REQUIREMENT: Reproduce the lines below with every occurrence of "localize" replaced by "locate", changing nothing else. Omit the pictures from your answer.

ENTRIES:
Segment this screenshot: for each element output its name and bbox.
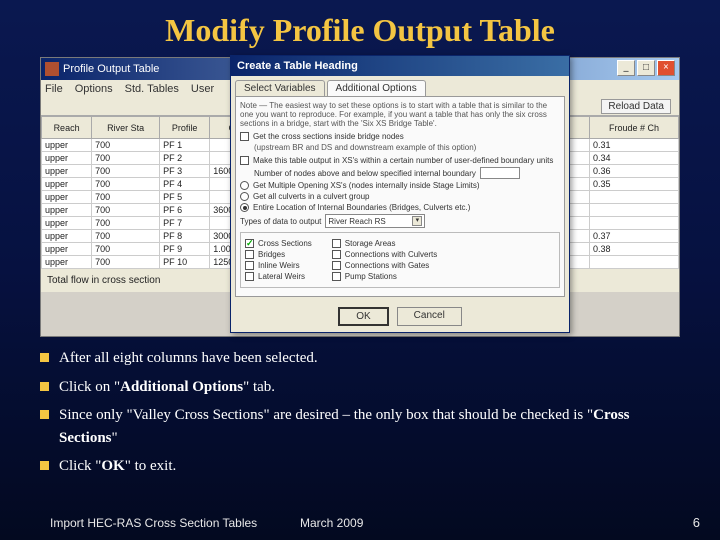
chk-conn-culverts[interactable] <box>332 250 341 259</box>
maximize-button[interactable]: □ <box>637 60 655 76</box>
chk-lateral-weirs[interactable] <box>245 272 254 281</box>
chk-conn-gates[interactable] <box>332 261 341 270</box>
bullet-1: After all eight columns have been select… <box>40 347 680 370</box>
screenshot-area: Profile Output Table _ □ × File Options … <box>40 57 680 337</box>
chevron-down-icon: ▾ <box>412 216 422 226</box>
menu-options[interactable]: Options <box>75 83 113 95</box>
chk-within-boundary[interactable] <box>240 156 249 165</box>
chk-pump-stations[interactable] <box>332 272 341 281</box>
column-header: Froude # Ch <box>589 117 678 139</box>
ok-button[interactable]: OK <box>338 307 388 326</box>
chk-inline-weirs[interactable] <box>245 261 254 270</box>
menu-file[interactable]: File <box>45 83 63 95</box>
column-header: Reach <box>42 117 92 139</box>
column-header: River Sta <box>92 117 160 139</box>
rb-multiple-opening[interactable] <box>240 181 249 190</box>
cancel-button[interactable]: Cancel <box>397 307 462 326</box>
app-icon <box>45 62 59 76</box>
footer-date: March 2009 <box>300 516 500 530</box>
dd-label: Types of data to output <box>240 217 321 226</box>
minimize-button[interactable]: _ <box>617 60 635 76</box>
output-types-group: Cross Sections Bridges Inline Weirs Late… <box>240 232 560 288</box>
column-header: Profile <box>160 117 210 139</box>
chk-storage-areas[interactable] <box>332 239 341 248</box>
dialog-footer: OK Cancel <box>231 301 569 332</box>
slide-number: 6 <box>693 515 700 530</box>
dialog-note: Note — The easiest way to set these opti… <box>240 101 560 128</box>
tab-select-variables[interactable]: Select Variables <box>235 80 325 96</box>
reload-button[interactable]: Reload Data <box>601 99 671 114</box>
bg-window-title: Profile Output Table <box>63 63 159 75</box>
bullet-list: After all eight columns have been select… <box>40 347 680 478</box>
chk-bridges[interactable] <box>245 250 254 259</box>
chk-xs-bridge[interactable] <box>240 132 249 141</box>
footer: Import HEC-RAS Cross Section Tables Marc… <box>50 515 700 530</box>
boundary-count-input[interactable] <box>480 167 520 179</box>
close-button[interactable]: × <box>657 60 675 76</box>
bullet-2: Click on "Additional Options" tab. <box>40 376 680 399</box>
chk-cross-sections[interactable] <box>245 239 254 248</box>
menu-std-tables[interactable]: Std. Tables <box>125 83 179 95</box>
note-example: (upstream BR and DS and downstream examp… <box>254 143 560 152</box>
menu-user[interactable]: User <box>191 83 214 95</box>
create-table-heading-dialog: Create a Table Heading Select Variables … <box>230 55 570 333</box>
slide-title: Modify Profile Output Table <box>0 0 720 57</box>
dialog-titlebar: Create a Table Heading <box>231 56 569 76</box>
rb-internal-boundaries[interactable] <box>240 203 249 212</box>
footer-left: Import HEC-RAS Cross Section Tables <box>50 516 300 530</box>
dialog-body: Note — The easiest way to set these opti… <box>235 96 565 297</box>
rb-culvert-group[interactable] <box>240 192 249 201</box>
tab-additional-options[interactable]: Additional Options <box>327 80 426 96</box>
bullet-4: Click "OK" to exit. <box>40 455 680 478</box>
num-label: Number of nodes above and below specifie… <box>254 169 476 178</box>
bullet-3: Since only "Valley Cross Sections" are d… <box>40 404 680 449</box>
types-dropdown[interactable]: River Reach RS ▾ <box>325 214 425 228</box>
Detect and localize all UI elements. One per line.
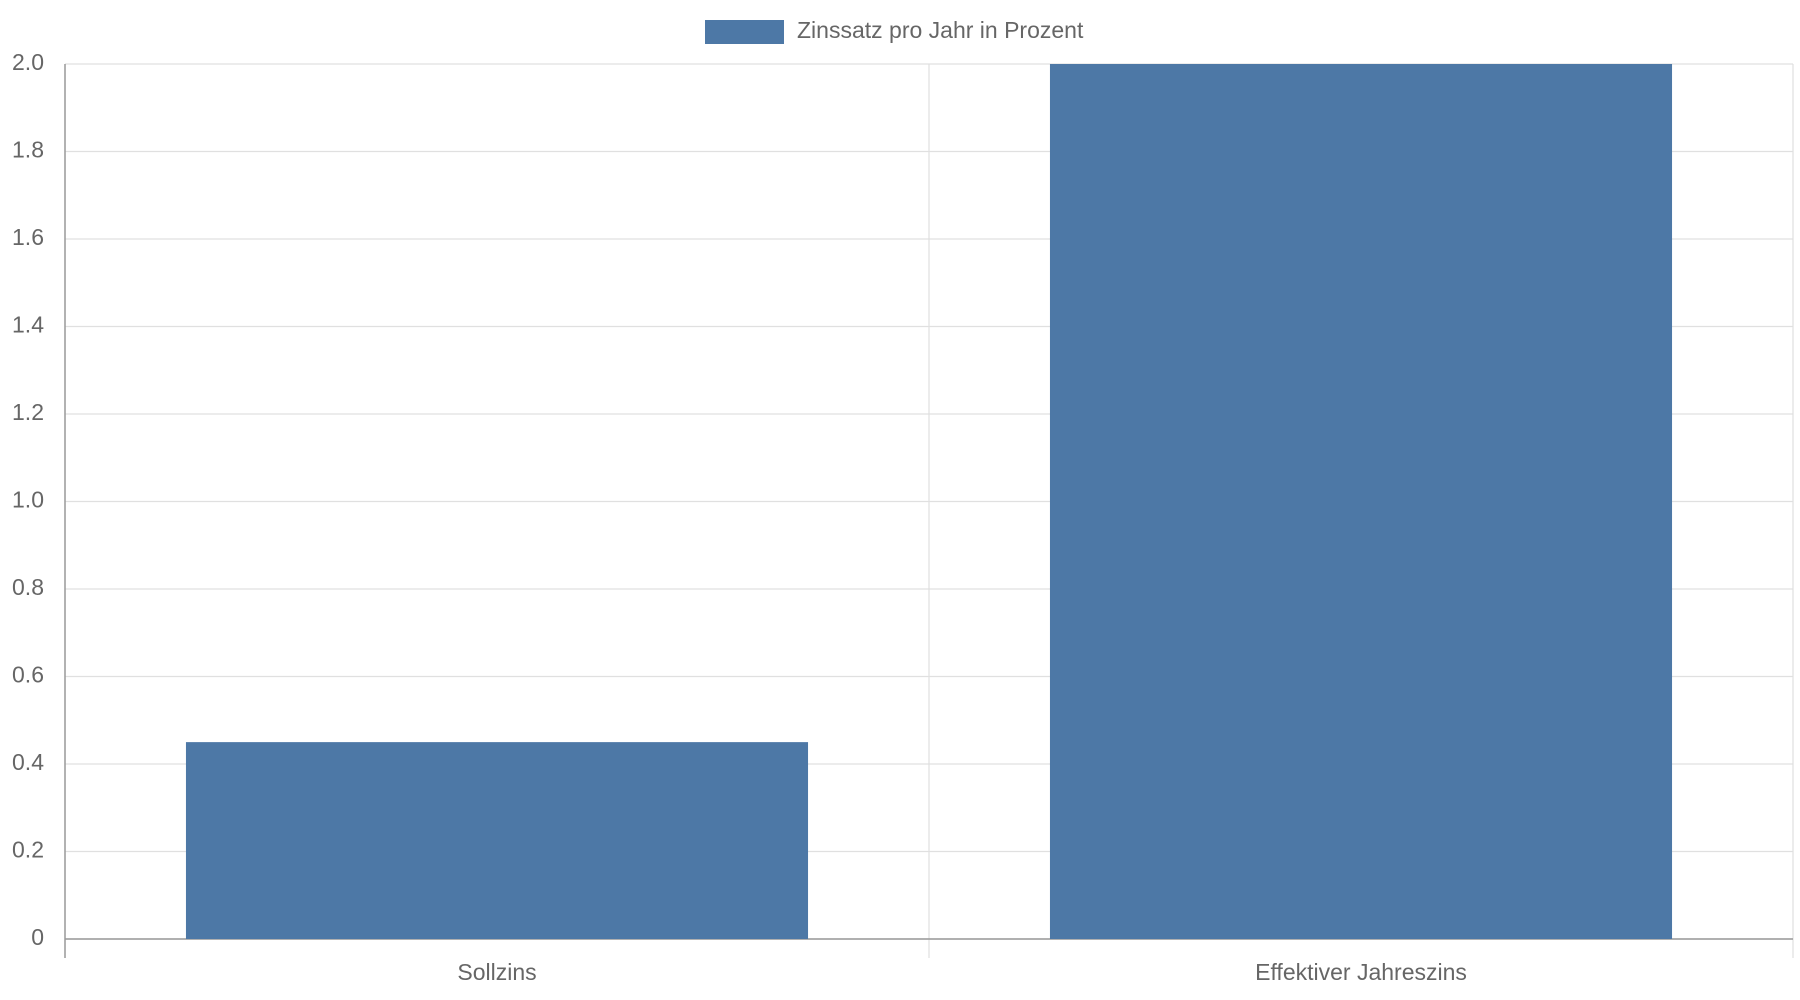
legend-swatch bbox=[705, 20, 784, 44]
y-tick-label: 2.0 bbox=[12, 49, 44, 75]
legend-label: Zinssatz pro Jahr in Prozent bbox=[797, 17, 1084, 43]
y-tick-label: 1.8 bbox=[12, 137, 44, 163]
y-tick-label: 0.4 bbox=[12, 749, 44, 775]
y-tick-label: 1.2 bbox=[12, 399, 44, 425]
y-tick-label: 0.6 bbox=[12, 662, 44, 688]
x-tick-label: Sollzins bbox=[457, 959, 536, 985]
x-tick-label: Effektiver Jahreszins bbox=[1255, 959, 1467, 985]
bar bbox=[1049, 64, 1673, 939]
y-tick-label: 0 bbox=[31, 924, 44, 950]
bar bbox=[185, 742, 809, 939]
y-tick-label: 1.6 bbox=[12, 224, 44, 250]
y-tick-label: 1.0 bbox=[12, 487, 44, 513]
y-tick-label: 0.8 bbox=[12, 574, 44, 600]
y-tick-label: 1.4 bbox=[12, 312, 44, 338]
y-tick-label: 0.2 bbox=[12, 837, 44, 863]
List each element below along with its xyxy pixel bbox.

ANSWER:
Segment this screenshot: for each element output its name and bbox.
chk-conn-culverts[interactable] <box>332 250 341 259</box>
maximize-button[interactable]: □ <box>637 60 655 76</box>
chk-lateral-weirs[interactable] <box>245 272 254 281</box>
chk-conn-gates[interactable] <box>332 261 341 270</box>
bullet-1: After all eight columns have been select… <box>40 347 680 370</box>
screenshot-area: Profile Output Table _ □ × File Options … <box>40 57 680 337</box>
chevron-down-icon: ▾ <box>412 216 422 226</box>
menu-options[interactable]: Options <box>75 83 113 95</box>
chk-within-boundary[interactable] <box>240 156 249 165</box>
chk-pump-stations[interactable] <box>332 272 341 281</box>
column-header: Froude # Ch <box>589 117 678 139</box>
ok-button[interactable]: OK <box>338 307 388 326</box>
chk-inline-weirs[interactable] <box>245 261 254 270</box>
menu-file[interactable]: File <box>45 83 63 95</box>
column-header: Reach <box>42 117 92 139</box>
column-header: River Sta <box>92 117 160 139</box>
rb-multiple-opening[interactable] <box>240 181 249 190</box>
cancel-button[interactable]: Cancel <box>397 307 462 326</box>
app-icon <box>45 62 59 76</box>
footer-date: March 2009 <box>300 516 500 530</box>
dd-label: Types of data to output <box>240 217 321 226</box>
minimize-button[interactable]: _ <box>617 60 635 76</box>
output-types-group: Cross Sections Bridges Inline Weirs Late… <box>240 232 560 288</box>
column-header: Profile <box>160 117 210 139</box>
chk-storage-areas[interactable] <box>332 239 341 248</box>
dialog-footer: OK Cancel <box>231 301 569 332</box>
slide-number: 6 <box>693 515 700 530</box>
dialog-note: Note — The easiest way to set these opti… <box>240 101 560 128</box>
tab-select-variables[interactable]: Select Variables <box>235 80 325 96</box>
reload-button[interactable]: Reload Data <box>601 99 671 114</box>
bg-window-title: Profile Output Table <box>63 63 159 75</box>
bullet-list: After all eight columns have been select… <box>40 347 680 478</box>
chk-bridges[interactable] <box>245 250 254 259</box>
chk-xs-bridge[interactable] <box>240 132 249 141</box>
footer: Import HEC-RAS Cross Section Tables Marc… <box>50 515 700 530</box>
boundary-count-input[interactable] <box>480 167 520 179</box>
close-button[interactable]: × <box>657 60 675 76</box>
bullet-2: Click on "Additional Options" tab. <box>40 376 680 399</box>
chk-cross-sections[interactable] <box>245 239 254 248</box>
menu-std-tables[interactable]: Std. Tables <box>125 83 179 95</box>
note-example: (upstream BR and DS and downstream examp… <box>254 143 560 152</box>
menu-user[interactable]: User <box>191 83 214 95</box>
create-table-heading-dialog: Create a Table Heading Select Variables … <box>230 55 570 333</box>
slide-title: Modify Profile Output Table <box>0 0 720 57</box>
dialog-titlebar: Create a Table Heading <box>231 56 569 76</box>
rb-internal-boundaries[interactable] <box>240 203 249 212</box>
footer-left: Import HEC-RAS Cross Section Tables <box>50 516 300 530</box>
dialog-body: Note — The easiest way to set these opti… <box>235 96 565 297</box>
rb-culvert-group[interactable] <box>240 192 249 201</box>
tab-additional-options[interactable]: Additional Options <box>327 80 426 96</box>
bullet-4: Click "OK" to exit. <box>40 455 680 478</box>
num-label: Number of nodes above and below specifie… <box>254 169 476 178</box>
bullet-3: Since only "Valley Cross Sections" are d… <box>40 404 680 449</box>
types-dropdown[interactable]: River Reach RS ▾ <box>325 214 425 228</box>
Detect and locate all UI elements. One per line.
legend-swatch bbox=[705, 20, 784, 44]
y-tick-label: 2.0 bbox=[12, 49, 44, 75]
legend-label: Zinssatz pro Jahr in Prozent bbox=[797, 17, 1084, 43]
y-tick-label: 1.8 bbox=[12, 137, 44, 163]
y-tick-label: 0.4 bbox=[12, 749, 44, 775]
y-tick-label: 1.2 bbox=[12, 399, 44, 425]
y-tick-label: 0.6 bbox=[12, 662, 44, 688]
x-tick-label: Sollzins bbox=[457, 959, 536, 985]
x-tick-label: Effektiver Jahreszins bbox=[1255, 959, 1467, 985]
bar bbox=[1049, 64, 1673, 939]
y-tick-label: 0 bbox=[31, 924, 44, 950]
bar bbox=[185, 742, 809, 939]
y-tick-label: 1.6 bbox=[12, 224, 44, 250]
y-tick-label: 1.0 bbox=[12, 487, 44, 513]
y-tick-label: 0.8 bbox=[12, 574, 44, 600]
y-tick-label: 1.4 bbox=[12, 312, 44, 338]
y-tick-label: 0.2 bbox=[12, 837, 44, 863]
List each element below along with its xyxy pixel bbox.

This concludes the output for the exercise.